▶ _DOCUMENT PASSAGE_:

-=-=-=-=-

Keywords

Discourse Theory

According to Laclau and Mouffe (1985), a discourse is a set of meanings pretending to occupy the status of truth by launching their own vision of a phenomenon (or the world) as the only possible one, and thus silently excluding other possibilities of meaning. To explain how such a hegemonising work of discourse takes place, the authors focus on the level of the signifier and signified. Meaning-making happens when a signifier connects with multiple signified. What the discourse does is pick up one of these meanings and present it as the only possible one – as a total one, and as truth. This can be illustrated with the signifier child, which can be signified by many different descriptions, including a human becoming, an adult-dependant, an egocentric entity, a subject, an investment, an actor in one’s own life, an owner of one’s own rights, a relative, a friend, and so on. When the powers of discourse enter such a field of discursivity (Laclau & Mouffe, 1985), they select one of the many possible meanings and “freeze it” as the only possible one – as the absolute and total sense. For example: a child as an adult-dependent human becoming. The work of discourse always aims at a totality of meaning (Laclau & Mouffe, 1985), which is why it presents the stabilised/frozen meaning as the one and only truth.

The fact that this “truth” is produced through the exclusion of all other signified possibilities is not articulated by the discourse. The ideal position for a discourse is to never be questioned or discussed, but to exist as the “natural and received shape of the world” (Comaroff & Comaroff, 1991, p. 23), one that goes without saying, even though it is constructed and historically contingent. What weakens the dominance of discourse is the articulation of the meanings that were excluded when the discourse was stabilised. They constitute a surplus of meaning (Laclau & Mouffe, 1985) that, from the standpoint of discourse, is dangerous, as it threatens its hegemony; however, from the standpoint of democracy, this surplus is crucial (Mouffe, 2005).

-=-=-=-=-

▶ _PROVIDED MATERIAL_:

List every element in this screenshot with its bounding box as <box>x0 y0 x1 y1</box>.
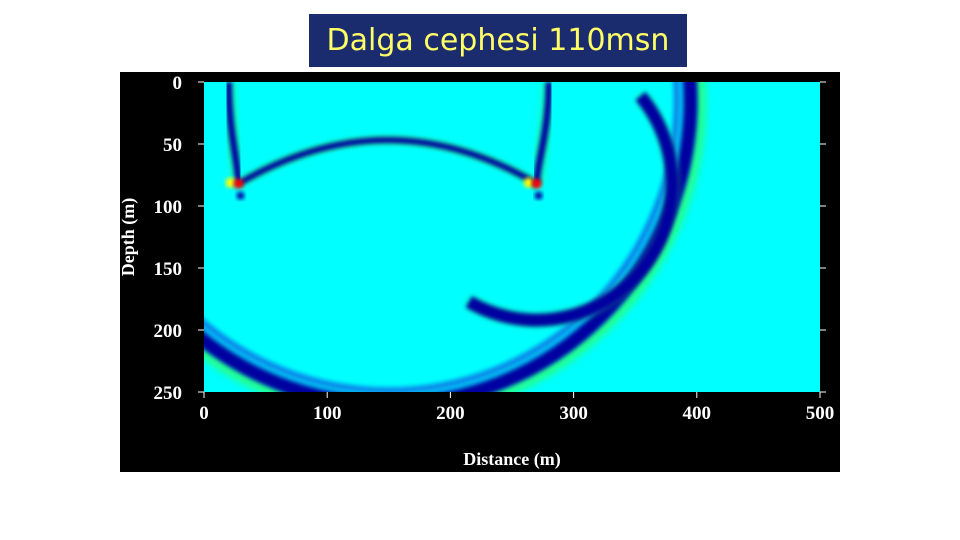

-=-=-=-=-

▶ _TASKS AND EXERCISES_:
**a.** Answer these from the discourse theory passage:
(i) According to Laclau and Mouffe (1985), what status does a discourse pretend to occupy?
(ii) What signifier is used to illustrate how one meaning is picked out of many?
(iii) From the standpoint of democracy, what is described as crucial?
**b.** Condense the paragraph of the discourse theory passage that begins "The fact that this “truth”" into a shorter version that keeps its main facts.
**c.** Reproduce the discourse theory passage between "The fact that" and "crucial (Mouffe, 2005).", inclusive, renaming "surplus" as "excess" wherever it occurs.
Please rely only on the discourse theory passage, not the listing.

▶ _WRITTEN ANSWERS_:
**a.**
(i) The status of truth.
(ii) Child.
(iii) The surplus of meaning (Mouffe, 2005).

**b.** A discourse does not articulate that its "truth" comes from excluding all other possible meanings. Ideally, it is never questioned and exists as the "natural and received shape of the world" (Comaroff & Comaroff, 1991, p. 23), though it is constructed and historically contingent. Its dominance weakens when the excluded meanings are articulated. This surplus of meaning (Laclau & Mouffe, 1985) endangers the discourse's hegemony but is crucial for democracy (Mouffe, 2005).

**c.**
The fact that this “truth” is produced through the exclusion of all other signified possibilities is not articulated by the discourse. The ideal position for a discourse is to never be questioned or discussed, but to exist as the “natural and received shape of the world” (Comaroff & Comaroff, 1991, p. 23), one that goes without saying, even though it is constructed and historically contingent. What weakens the dominance of discourse is the articulation of the meanings that were excluded when the discourse was stabilised. They constitute a excess of meaning (Laclau & Mouffe, 1985) that, from the standpoint of discourse, is dangerous, as it threatens its hegemony; however, from the standpoint of democracy, this excess is crucial (Mouffe, 2005).